Extract every line where the string "date" appears.

## Items
★ ★ ★ ★
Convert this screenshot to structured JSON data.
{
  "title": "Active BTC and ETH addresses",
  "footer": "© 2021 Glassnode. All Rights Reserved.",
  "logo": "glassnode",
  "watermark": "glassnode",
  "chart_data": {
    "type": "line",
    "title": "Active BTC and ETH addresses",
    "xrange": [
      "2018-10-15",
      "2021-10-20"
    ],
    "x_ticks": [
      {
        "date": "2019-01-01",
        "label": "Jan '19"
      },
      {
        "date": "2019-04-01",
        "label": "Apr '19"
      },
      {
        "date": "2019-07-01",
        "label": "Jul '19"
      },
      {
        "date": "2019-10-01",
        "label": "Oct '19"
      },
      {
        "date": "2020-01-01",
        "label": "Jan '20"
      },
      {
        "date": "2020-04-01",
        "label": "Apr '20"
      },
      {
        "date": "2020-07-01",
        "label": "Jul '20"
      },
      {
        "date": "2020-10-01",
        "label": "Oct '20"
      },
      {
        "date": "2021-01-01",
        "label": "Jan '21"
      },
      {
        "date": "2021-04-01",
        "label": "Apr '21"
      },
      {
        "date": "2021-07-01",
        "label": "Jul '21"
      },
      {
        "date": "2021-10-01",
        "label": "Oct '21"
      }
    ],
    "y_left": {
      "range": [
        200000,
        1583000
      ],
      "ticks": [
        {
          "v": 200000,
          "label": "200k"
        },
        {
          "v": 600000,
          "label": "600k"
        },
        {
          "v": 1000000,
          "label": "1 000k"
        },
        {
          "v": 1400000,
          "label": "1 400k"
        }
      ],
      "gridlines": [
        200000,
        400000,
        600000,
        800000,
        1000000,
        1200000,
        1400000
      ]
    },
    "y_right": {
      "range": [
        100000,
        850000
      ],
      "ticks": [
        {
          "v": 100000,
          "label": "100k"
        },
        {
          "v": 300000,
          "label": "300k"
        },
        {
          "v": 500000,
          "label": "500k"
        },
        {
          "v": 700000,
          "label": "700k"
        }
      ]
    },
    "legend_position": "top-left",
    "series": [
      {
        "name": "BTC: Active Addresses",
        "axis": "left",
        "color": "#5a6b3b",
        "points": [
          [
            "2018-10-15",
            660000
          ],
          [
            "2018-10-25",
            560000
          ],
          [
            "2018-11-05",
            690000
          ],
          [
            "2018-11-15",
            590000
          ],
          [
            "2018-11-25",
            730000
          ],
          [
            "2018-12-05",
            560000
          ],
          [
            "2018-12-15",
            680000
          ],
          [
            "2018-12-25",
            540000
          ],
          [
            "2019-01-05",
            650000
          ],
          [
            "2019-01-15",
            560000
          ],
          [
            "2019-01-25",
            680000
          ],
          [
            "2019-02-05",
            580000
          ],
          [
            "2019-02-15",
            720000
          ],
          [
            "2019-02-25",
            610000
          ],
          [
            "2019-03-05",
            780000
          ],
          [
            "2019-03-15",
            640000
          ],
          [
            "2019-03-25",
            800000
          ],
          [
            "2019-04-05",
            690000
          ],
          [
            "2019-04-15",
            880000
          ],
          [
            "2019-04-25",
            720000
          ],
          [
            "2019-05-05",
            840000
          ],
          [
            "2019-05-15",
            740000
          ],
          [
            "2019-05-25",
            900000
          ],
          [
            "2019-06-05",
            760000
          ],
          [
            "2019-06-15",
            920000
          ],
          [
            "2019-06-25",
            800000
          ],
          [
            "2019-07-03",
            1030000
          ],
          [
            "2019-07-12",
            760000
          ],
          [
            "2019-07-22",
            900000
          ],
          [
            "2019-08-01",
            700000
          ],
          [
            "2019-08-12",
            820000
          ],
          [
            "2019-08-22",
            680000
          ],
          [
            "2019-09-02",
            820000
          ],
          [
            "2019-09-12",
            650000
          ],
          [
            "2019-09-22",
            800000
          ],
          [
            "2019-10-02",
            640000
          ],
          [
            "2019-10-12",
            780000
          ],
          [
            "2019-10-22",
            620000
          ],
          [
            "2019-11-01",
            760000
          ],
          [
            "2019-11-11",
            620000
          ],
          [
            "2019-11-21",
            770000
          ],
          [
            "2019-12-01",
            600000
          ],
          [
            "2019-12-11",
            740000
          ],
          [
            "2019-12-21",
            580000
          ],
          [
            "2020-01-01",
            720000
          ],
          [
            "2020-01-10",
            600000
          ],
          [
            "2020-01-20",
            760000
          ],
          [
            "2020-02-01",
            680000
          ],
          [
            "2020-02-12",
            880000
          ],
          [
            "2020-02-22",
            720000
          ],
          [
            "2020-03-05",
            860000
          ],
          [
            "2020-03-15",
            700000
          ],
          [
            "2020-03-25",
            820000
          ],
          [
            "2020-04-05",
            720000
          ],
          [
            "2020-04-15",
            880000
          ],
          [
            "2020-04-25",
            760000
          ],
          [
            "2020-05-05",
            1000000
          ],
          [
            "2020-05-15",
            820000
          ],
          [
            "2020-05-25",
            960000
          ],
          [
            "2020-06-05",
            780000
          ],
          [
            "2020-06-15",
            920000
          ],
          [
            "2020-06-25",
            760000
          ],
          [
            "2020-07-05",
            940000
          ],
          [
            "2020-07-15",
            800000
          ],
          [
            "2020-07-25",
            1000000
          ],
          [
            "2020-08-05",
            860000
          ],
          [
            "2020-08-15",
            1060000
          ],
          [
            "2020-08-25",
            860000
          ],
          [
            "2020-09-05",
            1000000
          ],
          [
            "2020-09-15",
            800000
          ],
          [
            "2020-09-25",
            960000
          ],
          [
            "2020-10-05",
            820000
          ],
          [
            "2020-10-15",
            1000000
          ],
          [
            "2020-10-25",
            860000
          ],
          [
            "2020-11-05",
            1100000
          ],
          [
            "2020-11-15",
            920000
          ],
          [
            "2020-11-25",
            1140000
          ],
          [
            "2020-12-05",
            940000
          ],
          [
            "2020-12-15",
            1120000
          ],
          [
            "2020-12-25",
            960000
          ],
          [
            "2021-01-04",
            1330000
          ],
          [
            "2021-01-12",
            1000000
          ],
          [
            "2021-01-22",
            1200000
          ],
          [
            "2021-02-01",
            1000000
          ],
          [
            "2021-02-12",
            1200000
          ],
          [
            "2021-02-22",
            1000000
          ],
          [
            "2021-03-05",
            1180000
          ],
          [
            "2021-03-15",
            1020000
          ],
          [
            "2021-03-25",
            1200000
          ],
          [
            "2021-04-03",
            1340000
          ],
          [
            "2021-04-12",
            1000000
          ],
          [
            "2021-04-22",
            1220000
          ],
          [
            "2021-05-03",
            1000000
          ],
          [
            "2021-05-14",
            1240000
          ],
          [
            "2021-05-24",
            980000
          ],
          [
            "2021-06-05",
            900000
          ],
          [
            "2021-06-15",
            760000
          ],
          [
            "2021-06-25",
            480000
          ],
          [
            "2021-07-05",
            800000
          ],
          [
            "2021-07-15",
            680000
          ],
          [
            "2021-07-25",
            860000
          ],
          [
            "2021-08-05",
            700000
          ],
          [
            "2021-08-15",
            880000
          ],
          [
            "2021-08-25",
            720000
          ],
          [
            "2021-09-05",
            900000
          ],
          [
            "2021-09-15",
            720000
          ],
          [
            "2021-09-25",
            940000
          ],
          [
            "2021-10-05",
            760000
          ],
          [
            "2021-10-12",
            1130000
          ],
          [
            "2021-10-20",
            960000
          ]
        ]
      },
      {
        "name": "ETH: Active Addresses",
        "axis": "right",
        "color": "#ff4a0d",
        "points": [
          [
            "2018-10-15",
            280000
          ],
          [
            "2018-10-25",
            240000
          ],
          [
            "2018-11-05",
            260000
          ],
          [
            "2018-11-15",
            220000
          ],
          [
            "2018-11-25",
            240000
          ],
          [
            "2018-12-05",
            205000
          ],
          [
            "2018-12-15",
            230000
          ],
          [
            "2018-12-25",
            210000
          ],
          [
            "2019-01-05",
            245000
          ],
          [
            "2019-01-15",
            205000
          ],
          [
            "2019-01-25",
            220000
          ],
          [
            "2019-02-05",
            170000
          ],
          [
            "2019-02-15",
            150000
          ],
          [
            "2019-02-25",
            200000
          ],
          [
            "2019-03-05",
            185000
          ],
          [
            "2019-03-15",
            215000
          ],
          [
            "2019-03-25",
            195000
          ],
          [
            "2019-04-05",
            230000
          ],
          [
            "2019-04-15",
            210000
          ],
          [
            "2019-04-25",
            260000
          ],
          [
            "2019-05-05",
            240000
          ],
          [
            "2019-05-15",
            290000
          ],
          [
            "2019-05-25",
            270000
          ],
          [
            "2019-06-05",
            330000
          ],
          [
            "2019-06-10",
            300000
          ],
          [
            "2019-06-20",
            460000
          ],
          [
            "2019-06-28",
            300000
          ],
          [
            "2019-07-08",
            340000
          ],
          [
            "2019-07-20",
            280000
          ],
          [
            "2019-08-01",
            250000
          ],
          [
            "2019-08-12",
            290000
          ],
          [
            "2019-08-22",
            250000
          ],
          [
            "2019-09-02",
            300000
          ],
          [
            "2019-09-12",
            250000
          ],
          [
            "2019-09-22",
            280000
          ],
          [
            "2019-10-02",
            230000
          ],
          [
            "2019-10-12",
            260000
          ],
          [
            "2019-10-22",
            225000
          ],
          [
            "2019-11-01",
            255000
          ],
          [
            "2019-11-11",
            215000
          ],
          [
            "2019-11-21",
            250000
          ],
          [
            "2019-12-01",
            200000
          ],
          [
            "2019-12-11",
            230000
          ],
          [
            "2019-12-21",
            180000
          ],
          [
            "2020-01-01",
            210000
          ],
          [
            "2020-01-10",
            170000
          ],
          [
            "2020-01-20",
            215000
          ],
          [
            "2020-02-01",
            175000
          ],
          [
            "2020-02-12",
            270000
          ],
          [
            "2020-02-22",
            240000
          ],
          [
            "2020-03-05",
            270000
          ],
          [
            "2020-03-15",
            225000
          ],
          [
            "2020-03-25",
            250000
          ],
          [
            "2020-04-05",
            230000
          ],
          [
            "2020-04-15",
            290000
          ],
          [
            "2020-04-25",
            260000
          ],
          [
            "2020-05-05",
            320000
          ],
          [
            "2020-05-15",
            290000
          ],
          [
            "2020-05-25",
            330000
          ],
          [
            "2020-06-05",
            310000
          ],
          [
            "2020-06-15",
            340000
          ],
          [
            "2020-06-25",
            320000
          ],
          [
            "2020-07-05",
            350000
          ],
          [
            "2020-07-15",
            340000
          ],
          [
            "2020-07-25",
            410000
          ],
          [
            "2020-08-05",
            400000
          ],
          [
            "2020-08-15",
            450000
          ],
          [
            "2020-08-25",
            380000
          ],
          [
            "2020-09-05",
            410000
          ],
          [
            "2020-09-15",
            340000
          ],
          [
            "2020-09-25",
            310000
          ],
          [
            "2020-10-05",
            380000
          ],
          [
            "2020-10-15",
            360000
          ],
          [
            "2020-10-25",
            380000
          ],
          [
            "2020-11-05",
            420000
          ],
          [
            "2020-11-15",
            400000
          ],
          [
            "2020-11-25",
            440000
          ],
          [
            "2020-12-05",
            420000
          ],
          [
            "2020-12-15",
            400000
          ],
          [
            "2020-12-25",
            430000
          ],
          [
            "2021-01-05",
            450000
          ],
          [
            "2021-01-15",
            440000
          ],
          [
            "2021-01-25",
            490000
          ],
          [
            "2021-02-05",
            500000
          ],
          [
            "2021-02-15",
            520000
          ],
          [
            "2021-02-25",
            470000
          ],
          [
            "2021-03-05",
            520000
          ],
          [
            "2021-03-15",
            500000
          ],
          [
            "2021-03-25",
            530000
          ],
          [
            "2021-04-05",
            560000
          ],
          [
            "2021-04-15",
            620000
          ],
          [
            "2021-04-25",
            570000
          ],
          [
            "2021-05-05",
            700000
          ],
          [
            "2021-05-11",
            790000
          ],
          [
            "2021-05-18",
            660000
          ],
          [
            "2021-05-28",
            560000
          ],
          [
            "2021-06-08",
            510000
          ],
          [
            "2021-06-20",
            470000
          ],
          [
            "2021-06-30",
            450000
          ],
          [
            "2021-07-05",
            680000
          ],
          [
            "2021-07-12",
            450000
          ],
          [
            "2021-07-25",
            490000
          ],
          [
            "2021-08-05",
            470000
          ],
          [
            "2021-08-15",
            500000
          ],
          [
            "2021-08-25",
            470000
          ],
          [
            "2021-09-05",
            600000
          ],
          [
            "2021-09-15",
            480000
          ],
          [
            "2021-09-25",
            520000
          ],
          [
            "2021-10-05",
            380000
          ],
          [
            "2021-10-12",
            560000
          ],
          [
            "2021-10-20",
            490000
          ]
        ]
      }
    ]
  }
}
★ ★ ★ ★
## Answer to the exercise
        "date": "2019-01-01",
        "date": "2019-04-01",
        "date": "2019-07-01",
        "date": "2019-10-01",
        "date": "2020-01-01",
        "date": "2020-04-01",
        "date": "2020-07-01",
        "date": "2020-10-01",
        "date": "2021-01-01",
        "date": "2021-04-01",
        "date": "2021-07-01",
        "date": "2021-10-01",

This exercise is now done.